• [INSTRUCTION] Locate the lines where "JSON" occurs and copy them as they stand.

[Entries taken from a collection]
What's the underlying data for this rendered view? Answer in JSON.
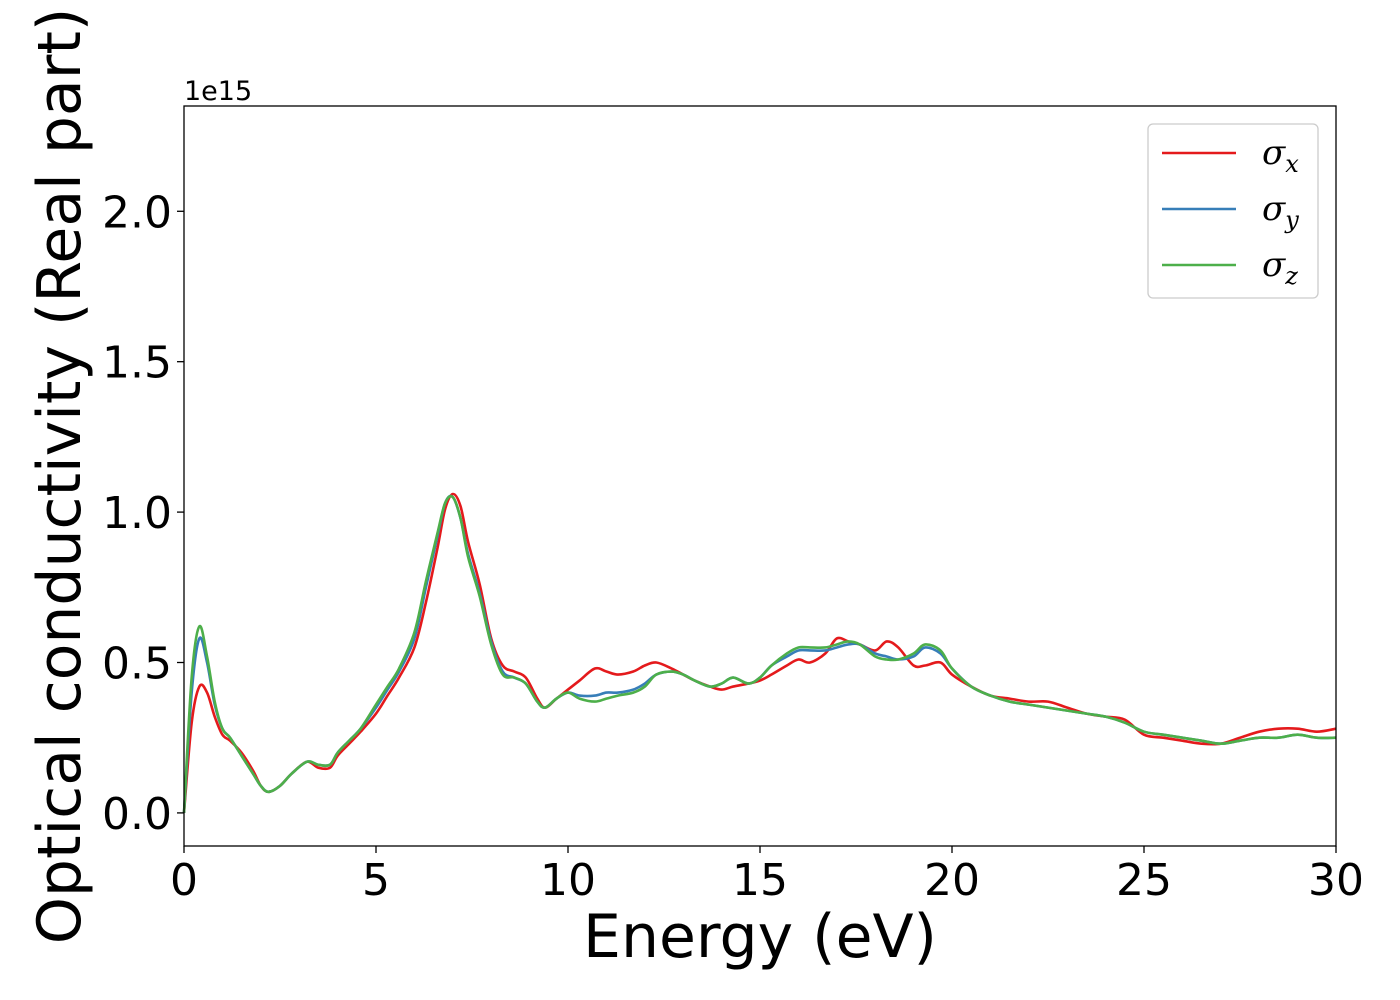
{
  "chart_data": {
    "type": "line",
    "xlabel": "Energy (eV)",
    "ylabel": "Optical conductivity (Real part)",
    "offset_text": "1e15",
    "xlim": [
      0,
      30
    ],
    "ylim": [
      -0.11,
      2.35
    ],
    "y_scale_factor": 1000000000000000.0,
    "xticks": [
      0,
      5,
      10,
      15,
      20,
      25,
      30
    ],
    "xtick_labels": [
      "0",
      "5",
      "10",
      "15",
      "20",
      "25",
      "30"
    ],
    "yticks": [
      0.0,
      0.5,
      1.0,
      1.5,
      2.0
    ],
    "ytick_labels": [
      "0.0",
      "0.5",
      "1.0",
      "1.5",
      "2.0"
    ],
    "grid": false,
    "legend_position": "top-right",
    "x": [
      0,
      0.2,
      0.4,
      0.6,
      0.8,
      1.0,
      1.2,
      1.5,
      1.8,
      2.0,
      2.2,
      2.5,
      2.8,
      3.2,
      3.5,
      3.8,
      4.0,
      4.3,
      4.6,
      5.0,
      5.3,
      5.6,
      6.0,
      6.3,
      6.6,
      6.8,
      7.0,
      7.2,
      7.4,
      7.7,
      8.0,
      8.3,
      8.6,
      8.9,
      9.2,
      9.4,
      9.7,
      10.0,
      10.3,
      10.7,
      11.0,
      11.3,
      11.7,
      12.0,
      12.3,
      12.7,
      13.0,
      13.3,
      13.7,
      14.0,
      14.3,
      14.7,
      15.0,
      15.3,
      15.7,
      16.0,
      16.3,
      16.7,
      17.0,
      17.3,
      17.6,
      18.0,
      18.3,
      18.6,
      19.0,
      19.3,
      19.7,
      20.0,
      20.5,
      21.0,
      21.5,
      22.0,
      22.5,
      23.0,
      23.5,
      24.0,
      24.5,
      25.0,
      25.5,
      26.0,
      26.5,
      27.0,
      27.5,
      28.0,
      28.5,
      29.0,
      29.5,
      30.0
    ],
    "series": [
      {
        "name": "σx",
        "color": "#e41a1c",
        "values": [
          0.0,
          0.3,
          0.42,
          0.4,
          0.32,
          0.26,
          0.24,
          0.2,
          0.14,
          0.09,
          0.07,
          0.09,
          0.13,
          0.17,
          0.15,
          0.15,
          0.19,
          0.23,
          0.27,
          0.33,
          0.39,
          0.45,
          0.55,
          0.7,
          0.88,
          1.01,
          1.06,
          1.02,
          0.9,
          0.76,
          0.58,
          0.49,
          0.47,
          0.45,
          0.38,
          0.35,
          0.38,
          0.41,
          0.44,
          0.48,
          0.47,
          0.46,
          0.47,
          0.49,
          0.5,
          0.48,
          0.46,
          0.44,
          0.42,
          0.41,
          0.42,
          0.43,
          0.44,
          0.46,
          0.49,
          0.51,
          0.5,
          0.53,
          0.58,
          0.57,
          0.56,
          0.54,
          0.57,
          0.55,
          0.49,
          0.49,
          0.5,
          0.46,
          0.42,
          0.39,
          0.38,
          0.37,
          0.37,
          0.35,
          0.33,
          0.32,
          0.31,
          0.26,
          0.25,
          0.24,
          0.23,
          0.23,
          0.25,
          0.27,
          0.28,
          0.28,
          0.27,
          0.28
        ]
      },
      {
        "name": "σy",
        "color": "#377eb8",
        "values": [
          0.0,
          0.4,
          0.58,
          0.5,
          0.36,
          0.28,
          0.25,
          0.19,
          0.13,
          0.09,
          0.07,
          0.09,
          0.13,
          0.17,
          0.16,
          0.16,
          0.2,
          0.24,
          0.28,
          0.35,
          0.41,
          0.47,
          0.58,
          0.75,
          0.92,
          1.03,
          1.05,
          0.98,
          0.86,
          0.73,
          0.57,
          0.47,
          0.45,
          0.43,
          0.37,
          0.35,
          0.38,
          0.4,
          0.39,
          0.39,
          0.4,
          0.4,
          0.41,
          0.43,
          0.46,
          0.47,
          0.46,
          0.44,
          0.42,
          0.43,
          0.45,
          0.43,
          0.45,
          0.49,
          0.52,
          0.54,
          0.54,
          0.54,
          0.55,
          0.56,
          0.56,
          0.53,
          0.52,
          0.51,
          0.52,
          0.55,
          0.53,
          0.48,
          0.42,
          0.39,
          0.37,
          0.36,
          0.35,
          0.34,
          0.33,
          0.32,
          0.3,
          0.27,
          0.26,
          0.25,
          0.24,
          0.23,
          0.24,
          0.25,
          0.25,
          0.26,
          0.25,
          0.25
        ]
      },
      {
        "name": "σz",
        "color": "#4daf4a",
        "values": [
          0.0,
          0.45,
          0.62,
          0.52,
          0.37,
          0.28,
          0.25,
          0.19,
          0.13,
          0.09,
          0.07,
          0.09,
          0.13,
          0.17,
          0.16,
          0.16,
          0.2,
          0.24,
          0.28,
          0.36,
          0.42,
          0.48,
          0.6,
          0.77,
          0.93,
          1.03,
          1.05,
          0.98,
          0.85,
          0.72,
          0.56,
          0.46,
          0.45,
          0.43,
          0.37,
          0.35,
          0.38,
          0.4,
          0.38,
          0.37,
          0.38,
          0.39,
          0.4,
          0.42,
          0.46,
          0.47,
          0.46,
          0.44,
          0.42,
          0.43,
          0.45,
          0.43,
          0.45,
          0.49,
          0.53,
          0.55,
          0.55,
          0.55,
          0.56,
          0.57,
          0.56,
          0.52,
          0.51,
          0.51,
          0.53,
          0.56,
          0.54,
          0.48,
          0.42,
          0.39,
          0.37,
          0.36,
          0.35,
          0.34,
          0.33,
          0.32,
          0.3,
          0.27,
          0.26,
          0.25,
          0.24,
          0.23,
          0.24,
          0.25,
          0.25,
          0.26,
          0.25,
          0.25
        ]
      }
    ]
  }
}
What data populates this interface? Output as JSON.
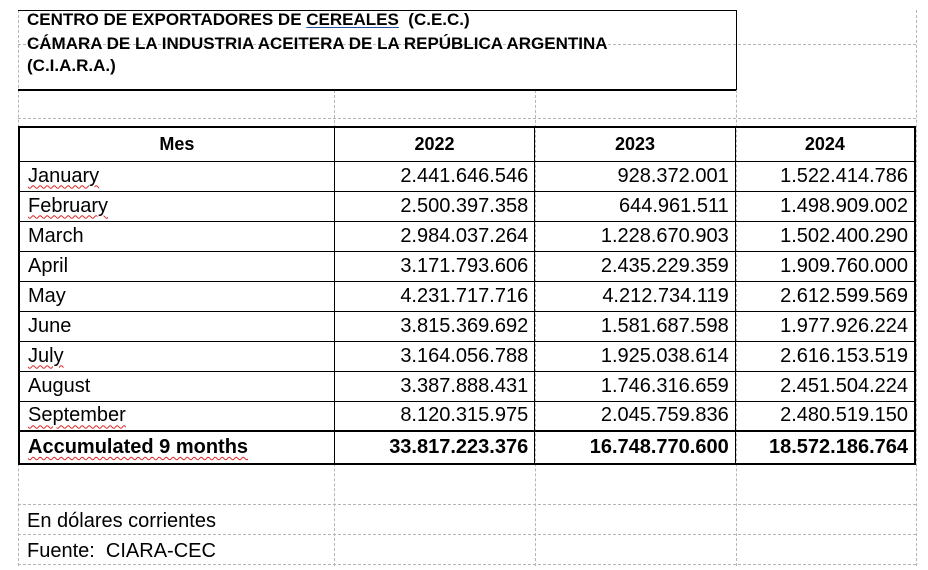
{
  "header": {
    "line1_prefix": "CENTRO DE EXPORTADORES DE ",
    "line1_underlined": "CEREALES",
    "line1_suffix": "  (C.E.C.)",
    "line2": "CÁMARA DE LA INDUSTRIA ACEITERA DE LA REPÚBLICA ARGENTINA",
    "line3": "(C.I.A.R.A.)"
  },
  "table": {
    "columns": [
      "Mes",
      "2022",
      "2023",
      "2024"
    ],
    "rows": [
      {
        "month": "January",
        "v2022": "2.441.646.546",
        "v2023": "928.372.001",
        "v2024": "1.522.414.786"
      },
      {
        "month": "February",
        "v2022": "2.500.397.358",
        "v2023": "644.961.511",
        "v2024": "1.498.909.002"
      },
      {
        "month": "March",
        "v2022": "2.984.037.264",
        "v2023": "1.228.670.903",
        "v2024": "1.502.400.290"
      },
      {
        "month": "April",
        "v2022": "3.171.793.606",
        "v2023": "2.435.229.359",
        "v2024": "1.909.760.000"
      },
      {
        "month": "May",
        "v2022": "4.231.717.716",
        "v2023": "4.212.734.119",
        "v2024": "2.612.599.569"
      },
      {
        "month": "June",
        "v2022": "3.815.369.692",
        "v2023": "1.581.687.598",
        "v2024": "1.977.926.224"
      },
      {
        "month": "July",
        "v2022": "3.164.056.788",
        "v2023": "1.925.038.614",
        "v2024": "2.616.153.519"
      },
      {
        "month": "August",
        "v2022": "3.387.888.431",
        "v2023": "1.746.316.659",
        "v2024": "2.451.504.224"
      },
      {
        "month": "September",
        "v2022": "8.120.315.975",
        "v2023": "2.045.759.836",
        "v2024": "2.480.519.150"
      }
    ],
    "total": {
      "label": "Accumulated 9 months",
      "v2022": "33.817.223.376",
      "v2023": "16.748.770.600",
      "v2024": "18.572.186.764"
    }
  },
  "notes": {
    "currency": "En dólares corrientes",
    "source": "Fuente:  CIARA-CEC"
  }
}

• [ANSWER BELOW]
What's the underlying data for this rendered view? Answer in JSON.
What data populates this interface? Output as JSON.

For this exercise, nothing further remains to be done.